▸ Exercise requirements
Restate the entries below verbatim.

▸ Dataset excerpt
▬▬▬▬▬▬▬▬▬▬

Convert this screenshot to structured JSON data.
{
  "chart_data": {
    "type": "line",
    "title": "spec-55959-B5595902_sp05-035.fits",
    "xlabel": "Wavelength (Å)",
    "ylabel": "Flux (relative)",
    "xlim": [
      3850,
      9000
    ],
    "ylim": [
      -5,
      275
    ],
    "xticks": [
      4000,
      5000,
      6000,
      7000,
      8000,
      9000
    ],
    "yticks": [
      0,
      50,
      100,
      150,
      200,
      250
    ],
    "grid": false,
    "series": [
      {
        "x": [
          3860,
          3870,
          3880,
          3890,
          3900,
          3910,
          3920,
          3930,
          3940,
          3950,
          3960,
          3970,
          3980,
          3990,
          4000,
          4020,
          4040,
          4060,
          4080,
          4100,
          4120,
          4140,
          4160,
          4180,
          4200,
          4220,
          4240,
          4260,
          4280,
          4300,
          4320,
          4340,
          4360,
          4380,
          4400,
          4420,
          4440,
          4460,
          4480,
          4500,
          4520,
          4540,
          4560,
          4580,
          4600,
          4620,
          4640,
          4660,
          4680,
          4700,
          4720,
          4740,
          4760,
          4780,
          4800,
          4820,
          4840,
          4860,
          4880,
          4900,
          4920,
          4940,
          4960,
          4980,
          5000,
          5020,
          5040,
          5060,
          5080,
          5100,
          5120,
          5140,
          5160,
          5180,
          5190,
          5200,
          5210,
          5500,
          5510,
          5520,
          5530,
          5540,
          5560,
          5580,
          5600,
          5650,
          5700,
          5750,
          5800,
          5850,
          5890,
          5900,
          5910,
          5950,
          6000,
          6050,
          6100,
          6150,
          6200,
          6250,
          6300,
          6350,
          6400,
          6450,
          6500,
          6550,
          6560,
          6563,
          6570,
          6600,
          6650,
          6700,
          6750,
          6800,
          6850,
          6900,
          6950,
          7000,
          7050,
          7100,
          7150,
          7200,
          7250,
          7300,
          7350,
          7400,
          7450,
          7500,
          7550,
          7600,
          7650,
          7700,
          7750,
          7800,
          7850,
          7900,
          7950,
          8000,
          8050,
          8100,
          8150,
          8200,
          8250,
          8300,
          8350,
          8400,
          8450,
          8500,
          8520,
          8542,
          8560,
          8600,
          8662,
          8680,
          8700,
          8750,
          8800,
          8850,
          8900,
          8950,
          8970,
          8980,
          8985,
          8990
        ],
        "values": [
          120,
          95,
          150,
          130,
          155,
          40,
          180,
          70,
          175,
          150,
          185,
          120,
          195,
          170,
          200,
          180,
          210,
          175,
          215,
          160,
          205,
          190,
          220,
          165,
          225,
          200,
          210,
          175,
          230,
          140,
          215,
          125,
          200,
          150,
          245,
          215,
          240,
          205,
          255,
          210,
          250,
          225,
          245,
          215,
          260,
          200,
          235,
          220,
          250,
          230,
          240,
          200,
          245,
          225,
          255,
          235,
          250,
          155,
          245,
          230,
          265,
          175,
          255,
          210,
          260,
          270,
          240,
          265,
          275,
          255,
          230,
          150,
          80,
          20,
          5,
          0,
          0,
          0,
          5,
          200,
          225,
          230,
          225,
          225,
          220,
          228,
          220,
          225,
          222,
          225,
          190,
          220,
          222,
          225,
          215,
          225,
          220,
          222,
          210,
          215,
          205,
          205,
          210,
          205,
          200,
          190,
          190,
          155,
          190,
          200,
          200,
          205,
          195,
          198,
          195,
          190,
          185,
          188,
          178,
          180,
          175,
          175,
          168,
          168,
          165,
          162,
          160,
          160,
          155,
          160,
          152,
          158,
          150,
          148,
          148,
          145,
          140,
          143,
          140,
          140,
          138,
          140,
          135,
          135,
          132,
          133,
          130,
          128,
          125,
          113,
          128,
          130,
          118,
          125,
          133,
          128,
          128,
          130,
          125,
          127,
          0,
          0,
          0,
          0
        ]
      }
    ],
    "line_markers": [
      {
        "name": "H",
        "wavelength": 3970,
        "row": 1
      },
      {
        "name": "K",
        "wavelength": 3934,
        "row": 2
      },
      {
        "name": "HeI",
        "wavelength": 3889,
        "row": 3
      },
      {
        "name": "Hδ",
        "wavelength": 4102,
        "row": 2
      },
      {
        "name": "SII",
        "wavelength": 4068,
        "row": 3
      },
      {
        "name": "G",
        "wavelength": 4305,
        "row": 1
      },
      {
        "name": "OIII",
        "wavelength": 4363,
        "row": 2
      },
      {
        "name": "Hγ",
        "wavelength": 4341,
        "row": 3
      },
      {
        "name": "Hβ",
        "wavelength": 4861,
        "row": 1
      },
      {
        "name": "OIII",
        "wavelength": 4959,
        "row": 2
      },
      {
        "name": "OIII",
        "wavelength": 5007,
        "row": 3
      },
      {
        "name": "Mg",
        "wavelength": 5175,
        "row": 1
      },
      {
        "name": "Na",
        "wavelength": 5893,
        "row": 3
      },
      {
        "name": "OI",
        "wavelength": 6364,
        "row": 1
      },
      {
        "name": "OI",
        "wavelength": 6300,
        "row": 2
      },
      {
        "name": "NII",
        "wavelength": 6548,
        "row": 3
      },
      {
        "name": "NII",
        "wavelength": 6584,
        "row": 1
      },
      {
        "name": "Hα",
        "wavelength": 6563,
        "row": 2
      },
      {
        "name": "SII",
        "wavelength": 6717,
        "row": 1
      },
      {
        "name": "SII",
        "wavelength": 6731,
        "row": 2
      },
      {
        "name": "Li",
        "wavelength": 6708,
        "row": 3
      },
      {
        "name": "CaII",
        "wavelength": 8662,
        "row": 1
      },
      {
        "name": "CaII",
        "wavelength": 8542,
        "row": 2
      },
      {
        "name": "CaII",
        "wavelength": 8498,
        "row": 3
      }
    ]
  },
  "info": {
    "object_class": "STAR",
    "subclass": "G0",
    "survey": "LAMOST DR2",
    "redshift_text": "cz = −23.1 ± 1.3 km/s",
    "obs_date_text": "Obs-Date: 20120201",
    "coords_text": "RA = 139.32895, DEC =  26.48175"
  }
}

▬▬▬▬▬▬▬▬▬▬

▸ Written response
Convert this screenshot to structured JSON data.
{
  "chart_data": {
    "type": "line",
    "title": "spec-55959-B5595902_sp05-035.fits",
    "xlabel": "Wavelength (Å)",
    "ylabel": "Flux (relative)",
    "xlim": [
      3850,
      9000
    ],
    "ylim": [
      -5,
      275
    ],
    "xticks": [
      4000,
      5000,
      6000,
      7000,
      8000,
      9000
    ],
    "yticks": [
      0,
      50,
      100,
      150,
      200,
      250
    ],
    "grid": false,
    "series": [
      {
        "x": [
          3860,
          3870,
          3880,
          3890,
          3900,
          3910,
          3920,
          3930,
          3940,
          3950,
          3960,
          3970,
          3980,
          3990,
          4000,
          4020,
          4040,
          4060,
          4080,
          4100,
          4120,
          4140,
          4160,
          4180,
          4200,
          4220,
          4240,
          4260,
          4280,
          4300,
          4320,
          4340,
          4360,
          4380,
          4400,
          4420,
          4440,
          4460,
          4480,
          4500,
          4520,
          4540,
          4560,
          4580,
          4600,
          4620,
          4640,
          4660,
          4680,
          4700,
          4720,
          4740,
          4760,
          4780,
          4800,
          4820,
          4840,
          4860,
          4880,
          4900,
          4920,
          4940,
          4960,
          4980,
          5000,
          5020,
          5040,
          5060,
          5080,
          5100,
          5120,
          5140,
          5160,
          5180,
          5190,
          5200,
          5210,
          5500,
          5510,
          5520,
          5530,
          5540,
          5560,
          5580,
          5600,
          5650,
          5700,
          5750,
          5800,
          5850,
          5890,
          5900,
          5910,
          5950,
          6000,
          6050,
          6100,
          6150,
          6200,
          6250,
          6300,
          6350,
          6400,
          6450,
          6500,
          6550,
          6560,
          6563,
          6570,
          6600,
          6650,
          6700,
          6750,
          6800,
          6850,
          6900,
          6950,
          7000,
          7050,
          7100,
          7150,
          7200,
          7250,
          7300,
          7350,
          7400,
          7450,
          7500,
          7550,
          7600,
          7650,
          7700,
          7750,
          7800,
          7850,
          7900,
          7950,
          8000,
          8050,
          8100,
          8150,
          8200,
          8250,
          8300,
          8350,
          8400,
          8450,
          8500,
          8520,
          8542,
          8560,
          8600,
          8662,
          8680,
          8700,
          8750,
          8800,
          8850,
          8900,
          8950,
          8970,
          8980,
          8985,
          8990
        ],
        "values": [
          120,
          95,
          150,
          130,
          155,
          40,
          180,
          70,
          175,
          150,
          185,
          120,
          195,
          170,
          200,
          180,
          210,
          175,
          215,
          160,
          205,
          190,
          220,
          165,
          225,
          200,
          210,
          175,
          230,
          140,
          215,
          125,
          200,
          150,
          245,
          215,
          240,
          205,
          255,
          210,
          250,
          225,
          245,
          215,
          260,
          200,
          235,
          220,
          250,
          230,
          240,
          200,
          245,
          225,
          255,
          235,
          250,
          155,
          245,
          230,
          265,
          175,
          255,
          210,
          260,
          270,
          240,
          265,
          275,
          255,
          230,
          150,
          80,
          20,
          5,
          0,
          0,
          0,
          5,
          200,
          225,
          230,
          225,
          225,
          220,
          228,
          220,
          225,
          222,
          225,
          190,
          220,
          222,
          225,
          215,
          225,
          220,
          222,
          210,
          215,
          205,
          205,
          210,
          205,
          200,
          190,
          190,
          155,
          190,
          200,
          200,
          205,
          195,
          198,
          195,
          190,
          185,
          188,
          178,
          180,
          175,
          175,
          168,
          168,
          165,
          162,
          160,
          160,
          155,
          160,
          152,
          158,
          150,
          148,
          148,
          145,
          140,
          143,
          140,
          140,
          138,
          140,
          135,
          135,
          132,
          133,
          130,
          128,
          125,
          113,
          128,
          130,
          118,
          125,
          133,
          128,
          128,
          130,
          125,
          127,
          0,
          0,
          0,
          0
        ]
      }
    ],
    "line_markers": [
      {
        "name": "H",
        "wavelength": 3970,
        "row": 1
      },
      {
        "name": "K",
        "wavelength": 3934,
        "row": 2
      },
      {
        "name": "HeI",
        "wavelength": 3889,
        "row": 3
      },
      {
        "name": "Hδ",
        "wavelength": 4102,
        "row": 2
      },
      {
        "name": "SII",
        "wavelength": 4068,
        "row": 3
      },
      {
        "name": "G",
        "wavelength": 4305,
        "row": 1
      },
      {
        "name": "OIII",
        "wavelength": 4363,
        "row": 2
      },
      {
        "name": "Hγ",
        "wavelength": 4341,
        "row": 3
      },
      {
        "name": "Hβ",
        "wavelength": 4861,
        "row": 1
      },
      {
        "name": "OIII",
        "wavelength": 4959,
        "row": 2
      },
      {
        "name": "OIII",
        "wavelength": 5007,
        "row": 3
      },
      {
        "name": "Mg",
        "wavelength": 5175,
        "row": 1
      },
      {
        "name": "Na",
        "wavelength": 5893,
        "row": 3
      },
      {
        "name": "OI",
        "wavelength": 6364,
        "row": 1
      },
      {
        "name": "OI",
        "wavelength": 6300,
        "row": 2
      },
      {
        "name": "NII",
        "wavelength": 6548,
        "row": 3
      },
      {
        "name": "NII",
        "wavelength": 6584,
        "row": 1
      },
      {
        "name": "Hα",
        "wavelength": 6563,
        "row": 2
      },
      {
        "name": "SII",
        "wavelength": 6717,
        "row": 1
      },
      {
        "name": "SII",
        "wavelength": 6731,
        "row": 2
      },
      {
        "name": "Li",
        "wavelength": 6708,
        "row": 3
      },
      {
        "name": "CaII",
        "wavelength": 8662,
        "row": 1
      },
      {
        "name": "CaII",
        "wavelength": 8542,
        "row": 2
      },
      {
        "name": "CaII",
        "wavelength": 8498,
        "row": 3
      }
    ]
  },
  "info": {
    "object_class": "STAR",
    "subclass": "G0",
    "survey": "LAMOST DR2",
    "redshift_text": "cz = −23.1 ± 1.3 km/s",
    "obs_date_text": "Obs-Date: 20120201",
    "coords_text": "RA = 139.32895, DEC =  26.48175"
  }
}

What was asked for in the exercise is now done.